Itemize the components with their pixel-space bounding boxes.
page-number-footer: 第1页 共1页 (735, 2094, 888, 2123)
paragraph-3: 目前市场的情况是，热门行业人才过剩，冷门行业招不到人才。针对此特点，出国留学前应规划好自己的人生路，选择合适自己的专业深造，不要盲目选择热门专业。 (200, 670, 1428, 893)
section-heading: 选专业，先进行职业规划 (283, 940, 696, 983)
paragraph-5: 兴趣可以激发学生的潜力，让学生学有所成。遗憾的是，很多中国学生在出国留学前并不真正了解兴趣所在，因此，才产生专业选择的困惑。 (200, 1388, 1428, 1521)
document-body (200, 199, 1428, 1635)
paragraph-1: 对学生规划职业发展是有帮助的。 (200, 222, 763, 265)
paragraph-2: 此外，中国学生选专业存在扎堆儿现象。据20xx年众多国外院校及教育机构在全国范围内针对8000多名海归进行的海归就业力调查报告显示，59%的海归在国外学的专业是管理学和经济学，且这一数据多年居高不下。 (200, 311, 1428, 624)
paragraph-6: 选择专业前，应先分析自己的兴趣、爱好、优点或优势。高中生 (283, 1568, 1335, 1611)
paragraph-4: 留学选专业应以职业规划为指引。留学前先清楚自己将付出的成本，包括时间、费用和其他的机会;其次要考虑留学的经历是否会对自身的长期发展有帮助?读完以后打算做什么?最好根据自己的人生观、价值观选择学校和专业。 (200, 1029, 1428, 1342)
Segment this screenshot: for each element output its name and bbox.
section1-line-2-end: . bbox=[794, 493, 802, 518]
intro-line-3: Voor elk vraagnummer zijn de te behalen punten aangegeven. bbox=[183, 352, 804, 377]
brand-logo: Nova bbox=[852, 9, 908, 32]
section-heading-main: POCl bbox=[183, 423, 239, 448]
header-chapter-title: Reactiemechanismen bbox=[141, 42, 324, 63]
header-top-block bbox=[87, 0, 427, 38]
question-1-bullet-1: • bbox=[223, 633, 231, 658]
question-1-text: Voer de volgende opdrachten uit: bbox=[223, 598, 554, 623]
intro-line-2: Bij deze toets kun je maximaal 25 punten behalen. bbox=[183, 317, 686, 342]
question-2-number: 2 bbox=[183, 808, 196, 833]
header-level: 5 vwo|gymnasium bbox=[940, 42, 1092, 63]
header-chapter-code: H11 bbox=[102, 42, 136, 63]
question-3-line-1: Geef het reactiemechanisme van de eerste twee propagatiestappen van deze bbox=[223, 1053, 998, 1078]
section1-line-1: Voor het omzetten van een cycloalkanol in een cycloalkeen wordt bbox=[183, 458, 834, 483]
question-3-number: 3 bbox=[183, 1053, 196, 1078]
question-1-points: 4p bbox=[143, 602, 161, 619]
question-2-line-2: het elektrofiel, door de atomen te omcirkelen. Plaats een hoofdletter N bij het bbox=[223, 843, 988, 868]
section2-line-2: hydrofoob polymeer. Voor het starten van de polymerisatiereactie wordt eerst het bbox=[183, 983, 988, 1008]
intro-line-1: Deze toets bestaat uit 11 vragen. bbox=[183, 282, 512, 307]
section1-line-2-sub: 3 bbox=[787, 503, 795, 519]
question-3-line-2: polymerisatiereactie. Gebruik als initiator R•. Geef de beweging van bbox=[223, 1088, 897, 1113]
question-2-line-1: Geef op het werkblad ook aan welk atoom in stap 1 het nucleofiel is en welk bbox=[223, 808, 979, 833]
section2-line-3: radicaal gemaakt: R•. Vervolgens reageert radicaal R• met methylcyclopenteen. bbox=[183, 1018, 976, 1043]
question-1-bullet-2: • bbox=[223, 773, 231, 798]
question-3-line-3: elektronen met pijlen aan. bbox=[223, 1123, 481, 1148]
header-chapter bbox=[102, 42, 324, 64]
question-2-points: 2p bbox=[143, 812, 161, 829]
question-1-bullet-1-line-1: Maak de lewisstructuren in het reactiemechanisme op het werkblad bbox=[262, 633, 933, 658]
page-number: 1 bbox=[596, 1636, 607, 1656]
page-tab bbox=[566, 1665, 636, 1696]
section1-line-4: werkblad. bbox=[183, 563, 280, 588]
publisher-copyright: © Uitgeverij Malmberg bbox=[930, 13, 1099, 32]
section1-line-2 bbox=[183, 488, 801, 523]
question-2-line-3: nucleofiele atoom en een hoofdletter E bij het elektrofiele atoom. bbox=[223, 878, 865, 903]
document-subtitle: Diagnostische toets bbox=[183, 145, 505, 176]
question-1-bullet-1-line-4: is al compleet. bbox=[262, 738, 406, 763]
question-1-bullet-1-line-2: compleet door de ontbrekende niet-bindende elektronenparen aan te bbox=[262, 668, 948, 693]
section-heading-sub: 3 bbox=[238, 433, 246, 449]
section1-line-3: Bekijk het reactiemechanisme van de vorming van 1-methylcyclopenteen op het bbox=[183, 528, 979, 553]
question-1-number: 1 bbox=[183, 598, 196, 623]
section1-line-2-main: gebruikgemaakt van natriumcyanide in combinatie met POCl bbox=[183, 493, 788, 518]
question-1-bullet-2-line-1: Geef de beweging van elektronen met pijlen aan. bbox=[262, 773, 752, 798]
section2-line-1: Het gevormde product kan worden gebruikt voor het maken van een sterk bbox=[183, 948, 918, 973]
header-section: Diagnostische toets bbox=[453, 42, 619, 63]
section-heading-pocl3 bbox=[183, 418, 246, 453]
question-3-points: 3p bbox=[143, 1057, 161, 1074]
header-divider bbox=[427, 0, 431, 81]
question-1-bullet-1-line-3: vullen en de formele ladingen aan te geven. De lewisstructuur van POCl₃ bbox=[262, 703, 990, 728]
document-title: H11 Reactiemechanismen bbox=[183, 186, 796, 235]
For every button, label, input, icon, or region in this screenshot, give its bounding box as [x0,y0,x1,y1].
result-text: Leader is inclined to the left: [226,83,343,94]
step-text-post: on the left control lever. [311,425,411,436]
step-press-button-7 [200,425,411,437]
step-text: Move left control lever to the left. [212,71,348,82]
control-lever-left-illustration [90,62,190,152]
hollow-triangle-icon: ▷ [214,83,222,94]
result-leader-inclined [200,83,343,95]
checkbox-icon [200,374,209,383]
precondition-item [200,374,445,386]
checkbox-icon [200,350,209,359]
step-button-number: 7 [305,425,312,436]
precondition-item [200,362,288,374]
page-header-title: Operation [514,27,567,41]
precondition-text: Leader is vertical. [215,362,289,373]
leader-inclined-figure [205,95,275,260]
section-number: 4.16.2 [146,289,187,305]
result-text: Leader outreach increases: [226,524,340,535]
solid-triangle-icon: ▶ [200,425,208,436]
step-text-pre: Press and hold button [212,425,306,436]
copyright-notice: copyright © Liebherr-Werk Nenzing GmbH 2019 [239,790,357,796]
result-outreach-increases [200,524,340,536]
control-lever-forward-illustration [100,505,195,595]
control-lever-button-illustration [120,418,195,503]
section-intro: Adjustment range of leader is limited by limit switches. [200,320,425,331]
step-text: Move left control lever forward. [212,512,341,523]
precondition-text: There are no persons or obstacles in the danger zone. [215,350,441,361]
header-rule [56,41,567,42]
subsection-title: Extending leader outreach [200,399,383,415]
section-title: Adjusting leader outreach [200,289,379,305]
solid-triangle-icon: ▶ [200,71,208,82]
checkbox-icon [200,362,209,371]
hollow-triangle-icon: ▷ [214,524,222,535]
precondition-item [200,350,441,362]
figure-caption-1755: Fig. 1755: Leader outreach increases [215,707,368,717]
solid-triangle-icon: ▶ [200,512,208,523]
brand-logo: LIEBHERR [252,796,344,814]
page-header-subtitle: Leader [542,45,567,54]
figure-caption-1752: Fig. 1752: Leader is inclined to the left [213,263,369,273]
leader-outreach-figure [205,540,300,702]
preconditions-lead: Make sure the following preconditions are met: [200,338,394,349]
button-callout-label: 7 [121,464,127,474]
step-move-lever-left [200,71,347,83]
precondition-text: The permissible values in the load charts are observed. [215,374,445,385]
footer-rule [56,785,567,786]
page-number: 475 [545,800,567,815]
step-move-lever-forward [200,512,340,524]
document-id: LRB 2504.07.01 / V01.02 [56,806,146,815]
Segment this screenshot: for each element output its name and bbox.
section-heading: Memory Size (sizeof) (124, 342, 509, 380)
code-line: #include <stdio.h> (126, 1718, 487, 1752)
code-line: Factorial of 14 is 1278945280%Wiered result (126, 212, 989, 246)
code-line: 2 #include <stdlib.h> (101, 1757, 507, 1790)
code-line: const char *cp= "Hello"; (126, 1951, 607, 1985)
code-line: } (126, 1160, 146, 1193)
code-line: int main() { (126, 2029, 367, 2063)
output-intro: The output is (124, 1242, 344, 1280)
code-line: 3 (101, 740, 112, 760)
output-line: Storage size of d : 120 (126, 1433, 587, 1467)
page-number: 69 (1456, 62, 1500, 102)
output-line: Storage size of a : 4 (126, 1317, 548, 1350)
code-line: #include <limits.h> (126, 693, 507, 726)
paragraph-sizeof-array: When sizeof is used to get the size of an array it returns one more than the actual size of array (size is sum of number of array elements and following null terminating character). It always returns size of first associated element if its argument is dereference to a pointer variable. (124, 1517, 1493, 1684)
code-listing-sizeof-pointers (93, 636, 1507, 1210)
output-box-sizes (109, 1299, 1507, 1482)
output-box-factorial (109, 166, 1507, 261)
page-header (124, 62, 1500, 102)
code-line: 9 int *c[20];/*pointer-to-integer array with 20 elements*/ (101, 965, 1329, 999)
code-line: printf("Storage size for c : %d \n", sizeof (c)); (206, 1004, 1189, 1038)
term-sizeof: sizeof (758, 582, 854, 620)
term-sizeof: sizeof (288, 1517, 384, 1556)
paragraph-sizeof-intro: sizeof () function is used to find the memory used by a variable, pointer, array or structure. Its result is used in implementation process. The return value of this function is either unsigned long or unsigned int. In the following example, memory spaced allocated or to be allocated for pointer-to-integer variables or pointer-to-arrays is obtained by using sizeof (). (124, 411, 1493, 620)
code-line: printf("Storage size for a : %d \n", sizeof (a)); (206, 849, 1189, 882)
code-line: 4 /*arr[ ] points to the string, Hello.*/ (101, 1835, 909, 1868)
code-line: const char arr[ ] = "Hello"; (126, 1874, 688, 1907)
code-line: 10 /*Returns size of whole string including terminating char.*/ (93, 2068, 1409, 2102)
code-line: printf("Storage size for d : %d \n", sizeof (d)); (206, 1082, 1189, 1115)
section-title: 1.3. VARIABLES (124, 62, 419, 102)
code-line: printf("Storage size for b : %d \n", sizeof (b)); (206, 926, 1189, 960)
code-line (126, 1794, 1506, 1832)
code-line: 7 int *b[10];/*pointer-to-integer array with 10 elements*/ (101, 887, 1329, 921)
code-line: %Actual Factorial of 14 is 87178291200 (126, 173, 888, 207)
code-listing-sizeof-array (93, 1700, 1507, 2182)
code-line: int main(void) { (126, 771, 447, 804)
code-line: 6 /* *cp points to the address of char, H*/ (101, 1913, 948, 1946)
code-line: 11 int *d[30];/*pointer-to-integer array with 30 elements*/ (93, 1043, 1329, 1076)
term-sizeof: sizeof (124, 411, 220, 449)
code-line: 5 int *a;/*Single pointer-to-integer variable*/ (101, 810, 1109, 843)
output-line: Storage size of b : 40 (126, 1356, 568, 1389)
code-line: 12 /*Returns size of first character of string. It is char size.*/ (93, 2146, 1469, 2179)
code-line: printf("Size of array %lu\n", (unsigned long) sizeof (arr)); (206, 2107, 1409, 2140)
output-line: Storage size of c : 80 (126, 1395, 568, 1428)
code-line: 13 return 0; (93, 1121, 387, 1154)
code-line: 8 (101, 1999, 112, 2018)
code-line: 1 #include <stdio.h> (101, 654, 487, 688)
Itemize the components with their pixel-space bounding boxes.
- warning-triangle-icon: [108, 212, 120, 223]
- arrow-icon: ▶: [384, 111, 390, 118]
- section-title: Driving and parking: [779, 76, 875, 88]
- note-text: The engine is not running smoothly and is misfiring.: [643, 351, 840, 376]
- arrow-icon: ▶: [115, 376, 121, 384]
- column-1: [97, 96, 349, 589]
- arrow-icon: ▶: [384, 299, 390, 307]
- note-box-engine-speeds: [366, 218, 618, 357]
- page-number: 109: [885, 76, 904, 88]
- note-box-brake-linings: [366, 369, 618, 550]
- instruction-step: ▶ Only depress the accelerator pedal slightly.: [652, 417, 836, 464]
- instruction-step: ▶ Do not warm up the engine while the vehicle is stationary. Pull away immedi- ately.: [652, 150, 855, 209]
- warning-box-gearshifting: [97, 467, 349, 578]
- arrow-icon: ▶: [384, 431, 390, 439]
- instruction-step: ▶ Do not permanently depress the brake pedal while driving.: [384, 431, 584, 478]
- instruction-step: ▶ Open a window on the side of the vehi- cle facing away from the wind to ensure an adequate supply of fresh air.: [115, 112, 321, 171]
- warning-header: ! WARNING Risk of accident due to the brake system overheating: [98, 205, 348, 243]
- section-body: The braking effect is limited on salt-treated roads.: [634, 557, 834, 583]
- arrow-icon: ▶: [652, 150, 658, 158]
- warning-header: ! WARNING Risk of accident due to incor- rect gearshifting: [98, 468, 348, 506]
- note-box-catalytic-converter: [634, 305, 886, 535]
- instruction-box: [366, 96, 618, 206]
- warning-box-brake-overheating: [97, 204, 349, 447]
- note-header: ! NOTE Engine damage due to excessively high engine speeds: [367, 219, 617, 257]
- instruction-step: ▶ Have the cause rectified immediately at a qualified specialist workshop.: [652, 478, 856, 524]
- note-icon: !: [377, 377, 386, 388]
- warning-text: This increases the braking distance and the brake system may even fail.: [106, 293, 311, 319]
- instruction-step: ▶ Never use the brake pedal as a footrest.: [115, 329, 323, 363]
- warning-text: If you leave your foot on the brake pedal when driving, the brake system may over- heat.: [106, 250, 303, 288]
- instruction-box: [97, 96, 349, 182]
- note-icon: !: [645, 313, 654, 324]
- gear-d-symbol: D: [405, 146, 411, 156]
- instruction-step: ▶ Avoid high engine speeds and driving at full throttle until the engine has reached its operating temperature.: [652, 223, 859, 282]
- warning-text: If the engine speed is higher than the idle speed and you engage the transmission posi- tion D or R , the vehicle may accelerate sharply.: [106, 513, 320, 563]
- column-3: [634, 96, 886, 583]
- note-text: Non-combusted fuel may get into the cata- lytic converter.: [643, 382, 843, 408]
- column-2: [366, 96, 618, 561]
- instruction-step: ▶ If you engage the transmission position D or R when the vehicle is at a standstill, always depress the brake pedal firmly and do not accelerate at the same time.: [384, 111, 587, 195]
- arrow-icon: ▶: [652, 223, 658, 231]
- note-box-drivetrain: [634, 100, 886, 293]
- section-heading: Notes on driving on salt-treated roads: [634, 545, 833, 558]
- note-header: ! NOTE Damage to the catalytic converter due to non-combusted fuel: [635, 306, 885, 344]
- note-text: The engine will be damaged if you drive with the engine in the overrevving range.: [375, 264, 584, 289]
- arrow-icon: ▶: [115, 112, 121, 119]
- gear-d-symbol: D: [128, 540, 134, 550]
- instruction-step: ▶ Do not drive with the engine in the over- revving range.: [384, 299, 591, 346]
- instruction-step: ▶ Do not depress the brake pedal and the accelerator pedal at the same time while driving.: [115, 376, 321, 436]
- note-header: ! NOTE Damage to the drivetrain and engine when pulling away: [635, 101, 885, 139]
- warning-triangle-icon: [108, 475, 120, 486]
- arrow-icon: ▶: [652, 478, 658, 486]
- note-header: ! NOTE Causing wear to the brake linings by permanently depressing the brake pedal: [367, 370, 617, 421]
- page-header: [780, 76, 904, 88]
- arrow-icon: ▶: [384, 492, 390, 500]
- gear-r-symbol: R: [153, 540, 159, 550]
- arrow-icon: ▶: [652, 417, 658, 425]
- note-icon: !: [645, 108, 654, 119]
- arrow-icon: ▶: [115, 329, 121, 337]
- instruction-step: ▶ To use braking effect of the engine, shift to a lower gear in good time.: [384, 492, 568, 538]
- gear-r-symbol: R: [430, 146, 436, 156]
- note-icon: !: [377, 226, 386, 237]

+++++

Task requirements - Rewrite the records from the first line through the line containing "document-body (200, 199, 1428, 1635)", swapping "section-heading" for "heading" and keeping everything else the same.

Answer in full -
Itemize the components with their pixel-space bounding boxes.
page-number-footer: 第1页 共1页 (735, 2094, 888, 2123)
paragraph-3: 目前市场的情况是，热门行业人才过剩，冷门行业招不到人才。针对此特点，出国留学前应规划好自己的人生路，选择合适自己的专业深造，不要盲目选择热门专业。 (200, 670, 1428, 893)
heading: 选专业，先进行职业规划 (283, 940, 696, 983)
paragraph-5: 兴趣可以激发学生的潜力，让学生学有所成。遗憾的是，很多中国学生在出国留学前并不真正了解兴趣所在，因此，才产生专业选择的困惑。 (200, 1388, 1428, 1521)
document-body (200, 199, 1428, 1635)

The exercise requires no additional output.